* _YOUR OBJECTIVE_
Read the records below. Copy each line where the string "hashtag" occurs.
───── RECORDS FOR THIS TASK ─────
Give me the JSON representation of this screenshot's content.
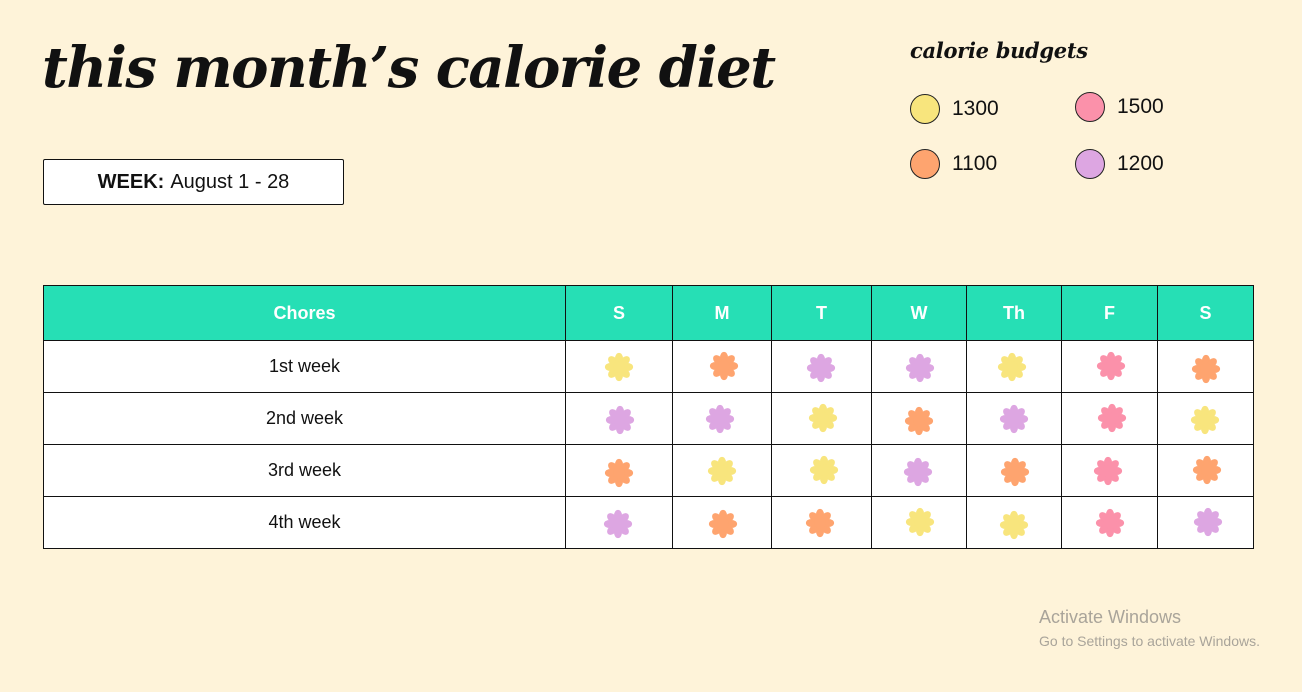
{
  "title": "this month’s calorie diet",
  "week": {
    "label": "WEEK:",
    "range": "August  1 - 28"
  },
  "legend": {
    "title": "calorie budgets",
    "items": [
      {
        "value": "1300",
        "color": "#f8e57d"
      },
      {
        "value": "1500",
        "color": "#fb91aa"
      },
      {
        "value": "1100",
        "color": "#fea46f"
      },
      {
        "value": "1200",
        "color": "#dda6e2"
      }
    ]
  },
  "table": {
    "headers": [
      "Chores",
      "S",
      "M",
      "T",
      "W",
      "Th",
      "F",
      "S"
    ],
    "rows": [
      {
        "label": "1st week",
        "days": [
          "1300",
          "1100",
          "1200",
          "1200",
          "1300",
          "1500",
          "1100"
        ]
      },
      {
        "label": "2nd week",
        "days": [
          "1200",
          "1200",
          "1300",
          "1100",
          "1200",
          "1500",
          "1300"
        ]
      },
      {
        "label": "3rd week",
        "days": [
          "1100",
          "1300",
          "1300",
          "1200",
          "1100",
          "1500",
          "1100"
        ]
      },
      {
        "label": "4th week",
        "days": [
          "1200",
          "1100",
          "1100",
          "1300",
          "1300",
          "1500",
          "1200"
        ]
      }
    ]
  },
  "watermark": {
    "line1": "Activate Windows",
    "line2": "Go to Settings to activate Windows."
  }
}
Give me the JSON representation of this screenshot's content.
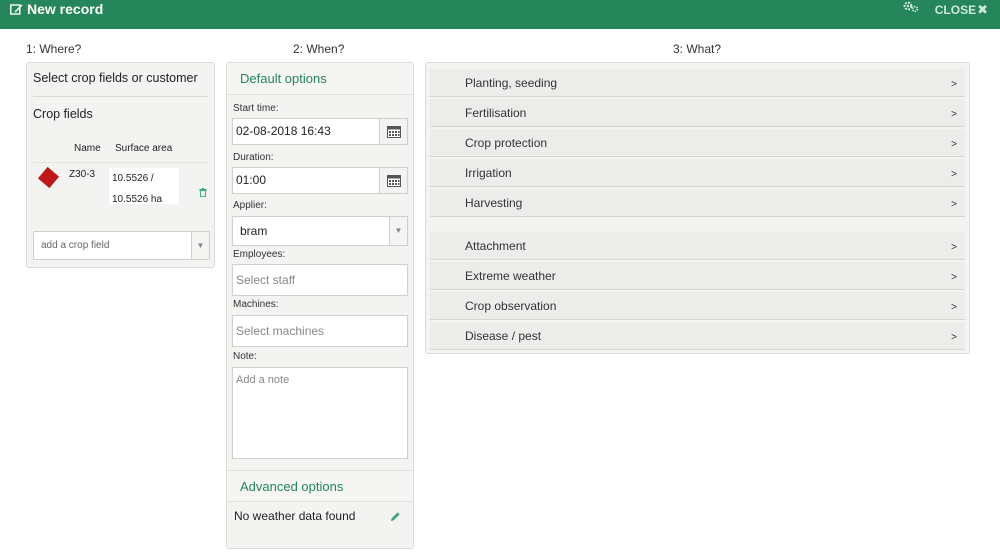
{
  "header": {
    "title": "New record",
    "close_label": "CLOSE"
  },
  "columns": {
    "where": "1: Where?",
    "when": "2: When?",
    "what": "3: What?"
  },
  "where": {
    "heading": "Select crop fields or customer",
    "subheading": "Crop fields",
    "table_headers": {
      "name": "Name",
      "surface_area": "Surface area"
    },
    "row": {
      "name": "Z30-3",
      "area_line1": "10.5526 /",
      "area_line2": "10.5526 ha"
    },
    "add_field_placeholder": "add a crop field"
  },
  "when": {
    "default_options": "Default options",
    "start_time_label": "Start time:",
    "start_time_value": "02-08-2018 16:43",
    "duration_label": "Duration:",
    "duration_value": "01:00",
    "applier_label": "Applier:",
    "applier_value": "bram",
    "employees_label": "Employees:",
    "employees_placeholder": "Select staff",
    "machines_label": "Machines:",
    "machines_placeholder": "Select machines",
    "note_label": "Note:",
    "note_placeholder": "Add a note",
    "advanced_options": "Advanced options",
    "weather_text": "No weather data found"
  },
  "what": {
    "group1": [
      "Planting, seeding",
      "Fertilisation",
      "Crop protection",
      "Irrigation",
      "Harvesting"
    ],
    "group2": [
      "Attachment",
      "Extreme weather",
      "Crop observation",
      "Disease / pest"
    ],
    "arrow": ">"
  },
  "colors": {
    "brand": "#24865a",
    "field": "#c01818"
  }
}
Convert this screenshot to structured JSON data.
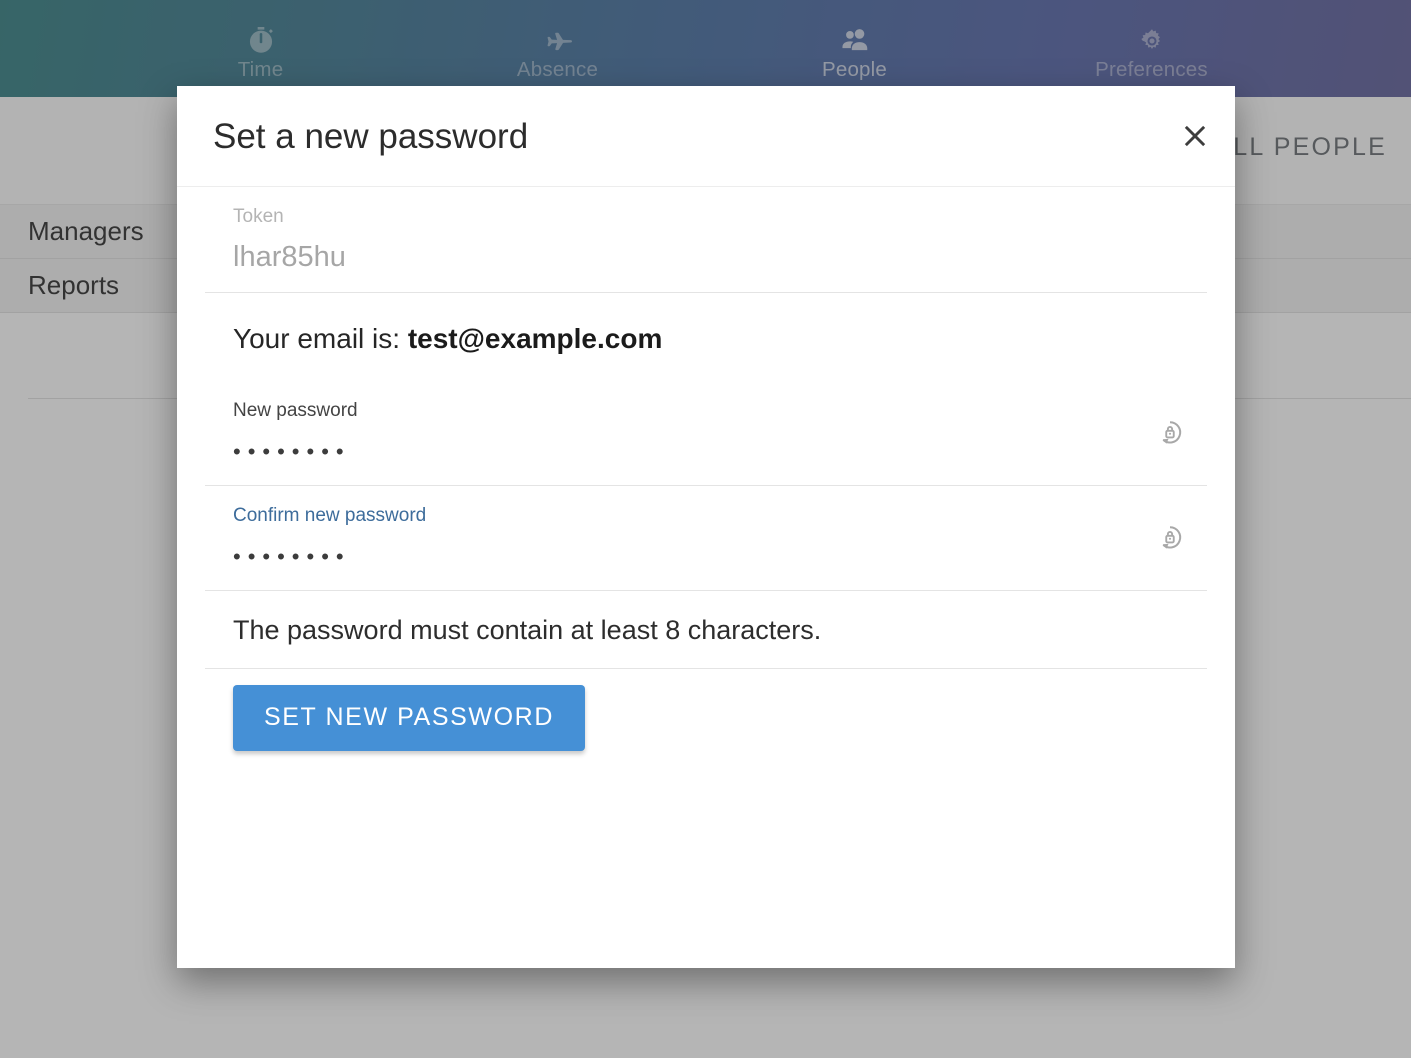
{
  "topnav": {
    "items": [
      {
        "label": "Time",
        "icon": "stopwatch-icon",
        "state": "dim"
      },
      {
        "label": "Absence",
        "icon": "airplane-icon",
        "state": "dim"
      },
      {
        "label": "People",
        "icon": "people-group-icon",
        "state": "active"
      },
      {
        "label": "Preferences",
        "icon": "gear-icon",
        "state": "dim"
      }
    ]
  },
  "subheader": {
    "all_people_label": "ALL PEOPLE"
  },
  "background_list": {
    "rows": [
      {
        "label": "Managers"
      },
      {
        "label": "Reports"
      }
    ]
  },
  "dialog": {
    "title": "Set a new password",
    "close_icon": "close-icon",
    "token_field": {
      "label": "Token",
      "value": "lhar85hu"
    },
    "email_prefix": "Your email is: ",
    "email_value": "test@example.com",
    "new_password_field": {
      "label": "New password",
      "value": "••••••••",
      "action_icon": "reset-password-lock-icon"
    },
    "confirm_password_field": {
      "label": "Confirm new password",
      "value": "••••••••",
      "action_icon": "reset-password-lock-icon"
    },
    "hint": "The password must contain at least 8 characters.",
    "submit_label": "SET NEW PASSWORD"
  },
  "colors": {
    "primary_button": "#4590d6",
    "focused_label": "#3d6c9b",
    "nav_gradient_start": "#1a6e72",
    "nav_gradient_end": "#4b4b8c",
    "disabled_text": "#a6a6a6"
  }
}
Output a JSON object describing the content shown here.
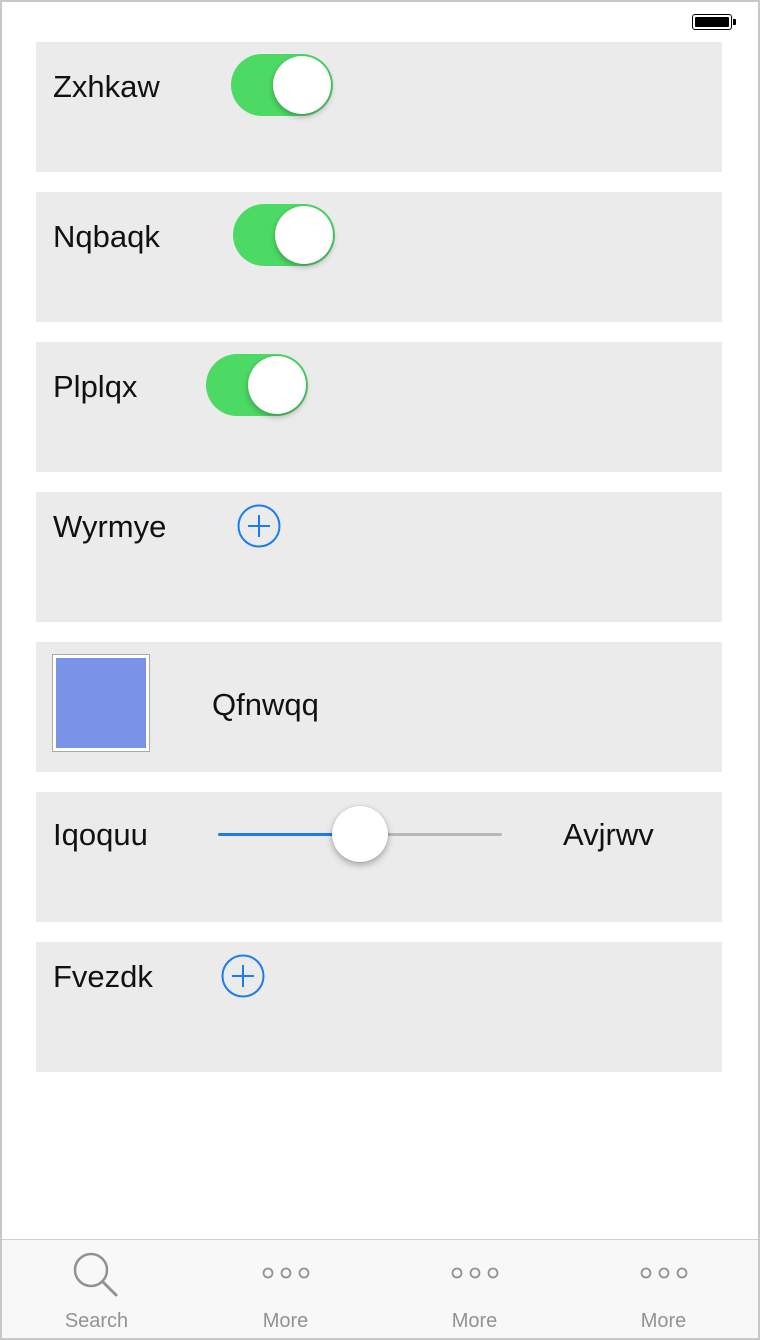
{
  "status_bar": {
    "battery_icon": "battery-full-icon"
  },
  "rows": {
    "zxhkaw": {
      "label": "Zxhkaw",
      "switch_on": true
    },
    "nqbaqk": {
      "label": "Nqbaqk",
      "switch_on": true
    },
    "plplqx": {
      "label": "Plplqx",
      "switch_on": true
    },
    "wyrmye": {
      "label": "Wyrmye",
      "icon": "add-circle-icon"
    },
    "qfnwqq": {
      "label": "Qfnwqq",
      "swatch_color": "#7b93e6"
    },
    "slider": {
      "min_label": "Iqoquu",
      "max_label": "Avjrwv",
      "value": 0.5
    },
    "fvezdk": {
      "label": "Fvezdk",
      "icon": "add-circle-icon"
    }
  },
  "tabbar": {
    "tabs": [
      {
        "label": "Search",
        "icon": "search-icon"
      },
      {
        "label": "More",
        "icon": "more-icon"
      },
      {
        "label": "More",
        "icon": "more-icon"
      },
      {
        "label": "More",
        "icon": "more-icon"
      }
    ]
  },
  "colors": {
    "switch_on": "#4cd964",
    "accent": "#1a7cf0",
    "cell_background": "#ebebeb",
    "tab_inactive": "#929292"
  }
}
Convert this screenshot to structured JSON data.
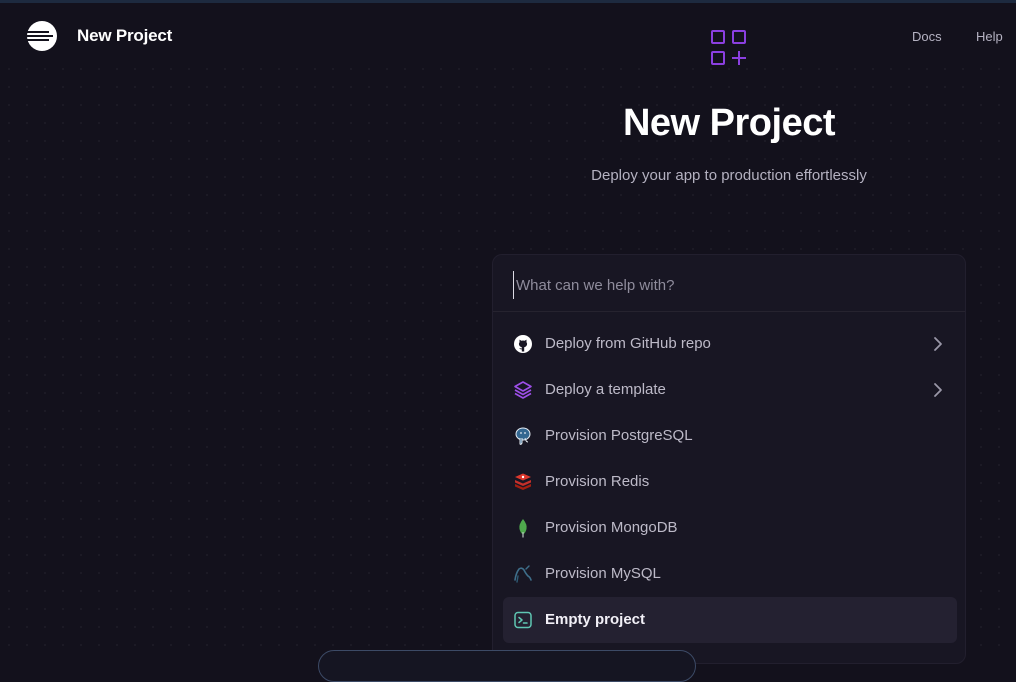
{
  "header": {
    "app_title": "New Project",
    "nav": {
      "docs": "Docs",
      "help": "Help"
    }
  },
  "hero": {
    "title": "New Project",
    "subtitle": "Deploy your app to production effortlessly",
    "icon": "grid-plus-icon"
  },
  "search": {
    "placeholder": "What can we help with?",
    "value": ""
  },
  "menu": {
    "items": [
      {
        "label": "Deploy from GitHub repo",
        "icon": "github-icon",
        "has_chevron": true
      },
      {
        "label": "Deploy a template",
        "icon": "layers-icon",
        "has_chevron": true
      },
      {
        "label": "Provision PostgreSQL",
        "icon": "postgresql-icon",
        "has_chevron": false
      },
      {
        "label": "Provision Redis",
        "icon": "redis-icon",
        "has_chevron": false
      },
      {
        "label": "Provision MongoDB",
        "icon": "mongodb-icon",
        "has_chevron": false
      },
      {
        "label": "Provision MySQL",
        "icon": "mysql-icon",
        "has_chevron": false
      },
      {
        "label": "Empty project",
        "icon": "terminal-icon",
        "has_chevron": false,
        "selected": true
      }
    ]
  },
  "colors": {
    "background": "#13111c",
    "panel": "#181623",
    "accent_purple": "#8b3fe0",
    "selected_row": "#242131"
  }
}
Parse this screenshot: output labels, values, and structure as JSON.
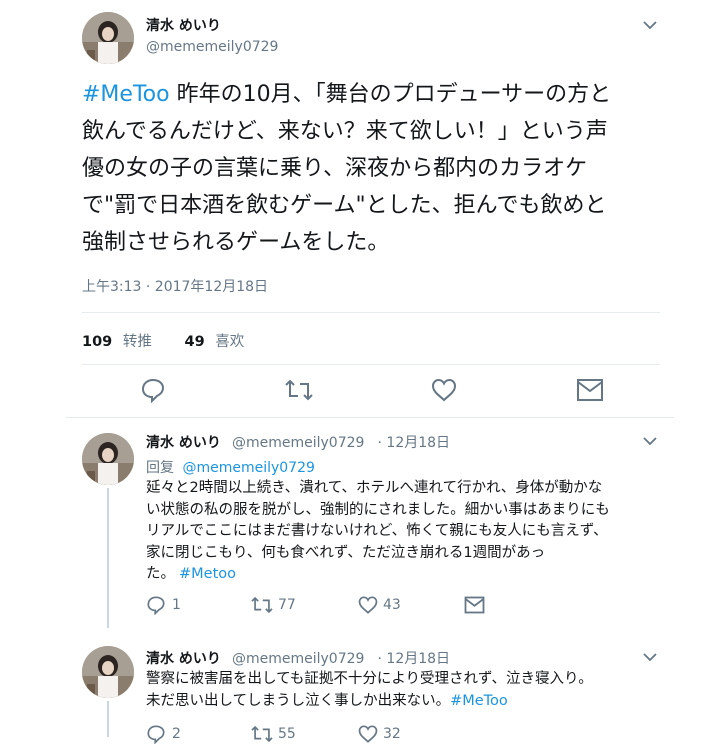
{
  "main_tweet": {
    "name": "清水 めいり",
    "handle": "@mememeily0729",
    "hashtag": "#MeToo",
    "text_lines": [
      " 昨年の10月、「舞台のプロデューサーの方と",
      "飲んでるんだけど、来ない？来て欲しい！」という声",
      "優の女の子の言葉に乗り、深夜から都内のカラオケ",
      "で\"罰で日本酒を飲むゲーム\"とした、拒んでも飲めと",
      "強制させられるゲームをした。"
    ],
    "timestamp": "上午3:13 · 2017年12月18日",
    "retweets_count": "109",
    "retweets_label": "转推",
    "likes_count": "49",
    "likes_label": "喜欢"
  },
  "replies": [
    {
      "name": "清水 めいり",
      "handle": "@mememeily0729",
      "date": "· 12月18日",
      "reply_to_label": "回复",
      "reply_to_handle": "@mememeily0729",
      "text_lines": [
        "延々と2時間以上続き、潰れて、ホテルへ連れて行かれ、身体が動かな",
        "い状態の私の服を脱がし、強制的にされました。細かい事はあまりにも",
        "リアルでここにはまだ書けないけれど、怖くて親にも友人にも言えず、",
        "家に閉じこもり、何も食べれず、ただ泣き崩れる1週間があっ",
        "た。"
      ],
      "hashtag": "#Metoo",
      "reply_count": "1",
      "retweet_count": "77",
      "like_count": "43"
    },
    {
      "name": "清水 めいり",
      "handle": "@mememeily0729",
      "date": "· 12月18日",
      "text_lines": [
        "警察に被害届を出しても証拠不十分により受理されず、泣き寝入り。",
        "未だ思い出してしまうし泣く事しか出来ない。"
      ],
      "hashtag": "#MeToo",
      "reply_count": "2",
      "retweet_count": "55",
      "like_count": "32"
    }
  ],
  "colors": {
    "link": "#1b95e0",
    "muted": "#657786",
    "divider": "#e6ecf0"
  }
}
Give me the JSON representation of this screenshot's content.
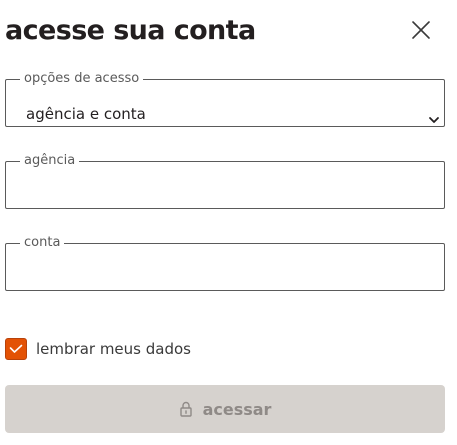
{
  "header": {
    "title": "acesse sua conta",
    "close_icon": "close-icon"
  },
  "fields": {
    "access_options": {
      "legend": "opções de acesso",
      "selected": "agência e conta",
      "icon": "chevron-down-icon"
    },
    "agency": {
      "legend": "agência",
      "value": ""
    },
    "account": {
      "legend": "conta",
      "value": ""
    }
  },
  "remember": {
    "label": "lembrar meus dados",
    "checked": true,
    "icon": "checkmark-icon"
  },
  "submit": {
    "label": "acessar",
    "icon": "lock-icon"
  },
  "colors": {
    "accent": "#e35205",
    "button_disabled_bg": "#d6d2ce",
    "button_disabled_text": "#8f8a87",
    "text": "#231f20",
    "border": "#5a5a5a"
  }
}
─────
* _WRITTEN SOLUTION_
    "hashtag": "#MeToo",
      "hashtag": "#Metoo",
      "hashtag": "#MeToo",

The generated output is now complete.